● **PROBLEM REQUIREMENTS**
Copy out the lines that have "приобретение" in them.

● **INPUT RECORDS**
>>
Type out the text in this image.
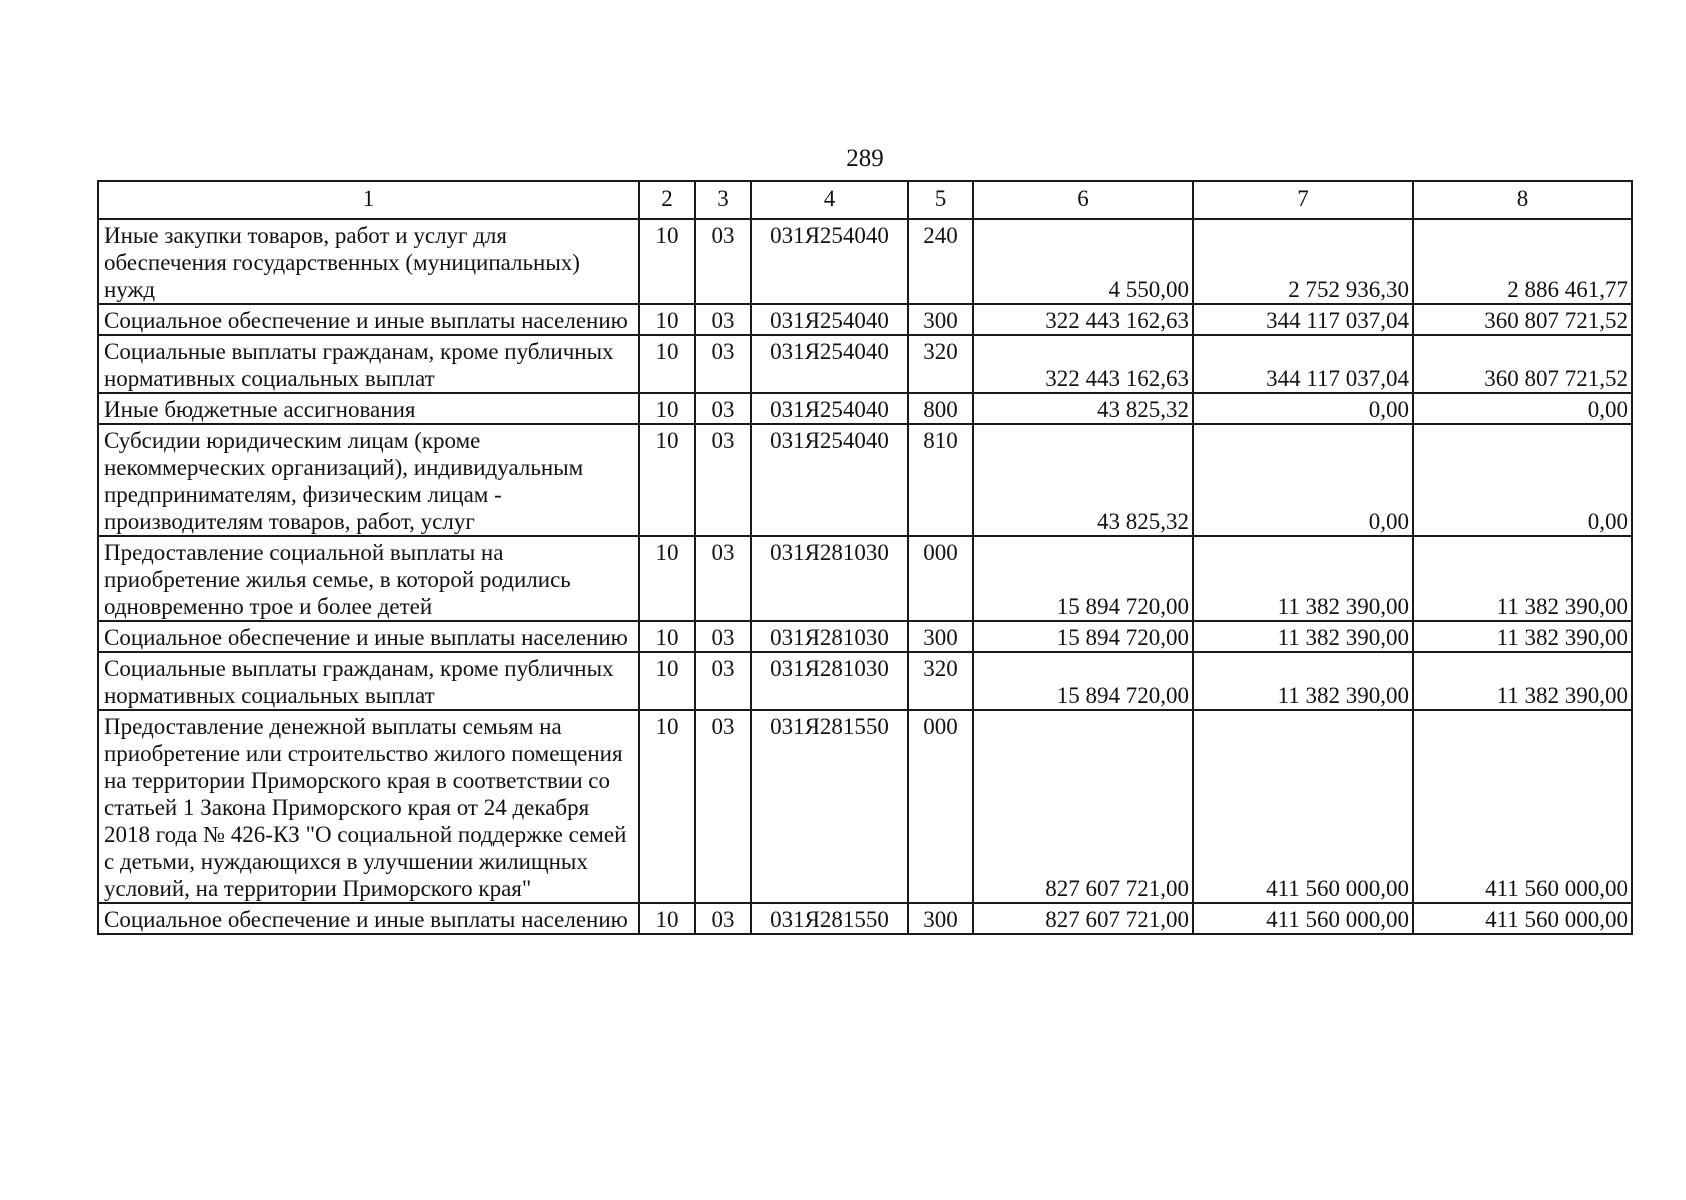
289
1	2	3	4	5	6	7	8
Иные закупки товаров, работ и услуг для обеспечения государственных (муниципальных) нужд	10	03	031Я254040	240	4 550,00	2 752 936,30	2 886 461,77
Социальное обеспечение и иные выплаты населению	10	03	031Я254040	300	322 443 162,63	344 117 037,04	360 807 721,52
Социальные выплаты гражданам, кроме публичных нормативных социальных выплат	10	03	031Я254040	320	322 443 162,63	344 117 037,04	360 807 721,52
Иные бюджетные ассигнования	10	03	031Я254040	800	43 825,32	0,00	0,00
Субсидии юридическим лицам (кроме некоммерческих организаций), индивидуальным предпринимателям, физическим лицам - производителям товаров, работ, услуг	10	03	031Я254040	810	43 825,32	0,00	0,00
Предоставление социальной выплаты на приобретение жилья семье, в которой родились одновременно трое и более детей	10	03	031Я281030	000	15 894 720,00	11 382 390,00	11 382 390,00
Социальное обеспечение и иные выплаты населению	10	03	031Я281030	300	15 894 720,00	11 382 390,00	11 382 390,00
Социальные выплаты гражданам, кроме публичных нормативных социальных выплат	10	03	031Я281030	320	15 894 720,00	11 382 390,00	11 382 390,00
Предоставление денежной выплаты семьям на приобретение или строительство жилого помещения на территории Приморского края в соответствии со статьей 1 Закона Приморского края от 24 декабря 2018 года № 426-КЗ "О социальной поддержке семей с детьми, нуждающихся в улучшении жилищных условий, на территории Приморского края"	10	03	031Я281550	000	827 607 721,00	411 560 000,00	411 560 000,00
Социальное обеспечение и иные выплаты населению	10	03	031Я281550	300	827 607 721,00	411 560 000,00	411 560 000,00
<<
● **SOLUTION TO THIS TASK**
Предоставление социальной выплаты на приобретение жилья семье, в которой родились одновременно трое и более детей	10	03	031Я281030	000	15 894 720,00	11 382 390,00	11 382 390,00
Предоставление денежной выплаты семьям на приобретение или строительство жилого помещения на территории Приморского края в соответствии со статьей 1 Закона Приморского края от 24 декабря 2018 года № 426-КЗ "О социальной поддержке семей с детьми, нуждающихся в улучшении жилищных условий, на территории Приморского края"	10	03	031Я281550	000	827 607 721,00	411 560 000,00	411 560 000,00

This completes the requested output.